• LISTING
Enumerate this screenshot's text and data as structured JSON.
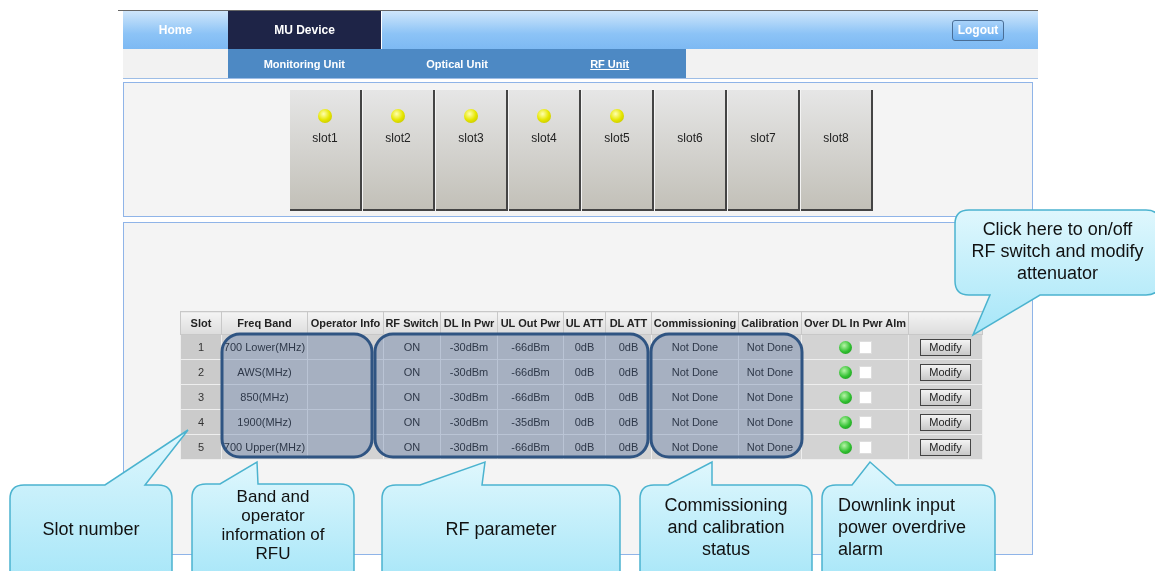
{
  "nav": {
    "tabs": [
      {
        "label": "Home",
        "selected": false
      },
      {
        "label": "MU Device",
        "selected": true
      }
    ],
    "logout": "Logout"
  },
  "subnav": [
    {
      "label": "Monitoring Unit",
      "selected": false
    },
    {
      "label": "Optical Unit",
      "selected": false
    },
    {
      "label": "RF Unit",
      "selected": true
    }
  ],
  "slots": [
    {
      "label": "slot1",
      "led": true
    },
    {
      "label": "slot2",
      "led": true
    },
    {
      "label": "slot3",
      "led": true
    },
    {
      "label": "slot4",
      "led": true
    },
    {
      "label": "slot5",
      "led": true
    },
    {
      "label": "slot6",
      "led": false
    },
    {
      "label": "slot7",
      "led": false
    },
    {
      "label": "slot8",
      "led": false
    }
  ],
  "table": {
    "columns": [
      "Slot",
      "Freq Band",
      "Operator Info",
      "RF Switch",
      "DL In Pwr",
      "UL Out Pwr",
      "UL ATT",
      "DL ATT",
      "Commissioning",
      "Calibration",
      "Over DL In Pwr Alm"
    ],
    "rows": [
      {
        "slot": "1",
        "freq_band": "700 Lower(MHz)",
        "rf_switch": "ON",
        "dl_in_pwr": "-30dBm",
        "ul_out_pwr": "-66dBm",
        "ul_att": "0dB",
        "dl_att": "0dB",
        "commissioning": "Not Done",
        "calibration": "Not Done",
        "alarm_active": false,
        "checked": false,
        "button": "Modify"
      },
      {
        "slot": "2",
        "freq_band": "AWS(MHz)",
        "rf_switch": "ON",
        "dl_in_pwr": "-30dBm",
        "ul_out_pwr": "-66dBm",
        "ul_att": "0dB",
        "dl_att": "0dB",
        "commissioning": "Not Done",
        "calibration": "Not Done",
        "alarm_active": false,
        "checked": false,
        "button": "Modify"
      },
      {
        "slot": "3",
        "freq_band": "850(MHz)",
        "rf_switch": "ON",
        "dl_in_pwr": "-30dBm",
        "ul_out_pwr": "-66dBm",
        "ul_att": "0dB",
        "dl_att": "0dB",
        "commissioning": "Not Done",
        "calibration": "Not Done",
        "alarm_active": false,
        "checked": false,
        "button": "Modify"
      },
      {
        "slot": "4",
        "freq_band": "1900(MHz)",
        "rf_switch": "ON",
        "dl_in_pwr": "-30dBm",
        "ul_out_pwr": "-35dBm",
        "ul_att": "0dB",
        "dl_att": "0dB",
        "commissioning": "Not Done",
        "calibration": "Not Done",
        "alarm_active": false,
        "checked": false,
        "button": "Modify"
      },
      {
        "slot": "5",
        "freq_band": "700 Upper(MHz)",
        "rf_switch": "ON",
        "dl_in_pwr": "-30dBm",
        "ul_out_pwr": "-66dBm",
        "ul_att": "0dB",
        "dl_att": "0dB",
        "commissioning": "Not Done",
        "calibration": "Not Done",
        "alarm_active": false,
        "checked": false,
        "button": "Modify"
      }
    ]
  },
  "callouts": [
    {
      "text": "Slot number"
    },
    {
      "text": "Band and operator information of RFU"
    },
    {
      "text": "RF parameter"
    },
    {
      "text": "Commissioning and calibration status"
    },
    {
      "text": "Downlink input power overdrive alarm"
    },
    {
      "text": "Click here to on/off RF switch and modify attenuator"
    }
  ]
}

• GIVEN TASK
In the entries above, identify every line with the word "Unit". Copy those lines.

• THE SOLUTION
      "label": "Monitoring Unit",
      "label": "Optical Unit",
      "label": "RF Unit",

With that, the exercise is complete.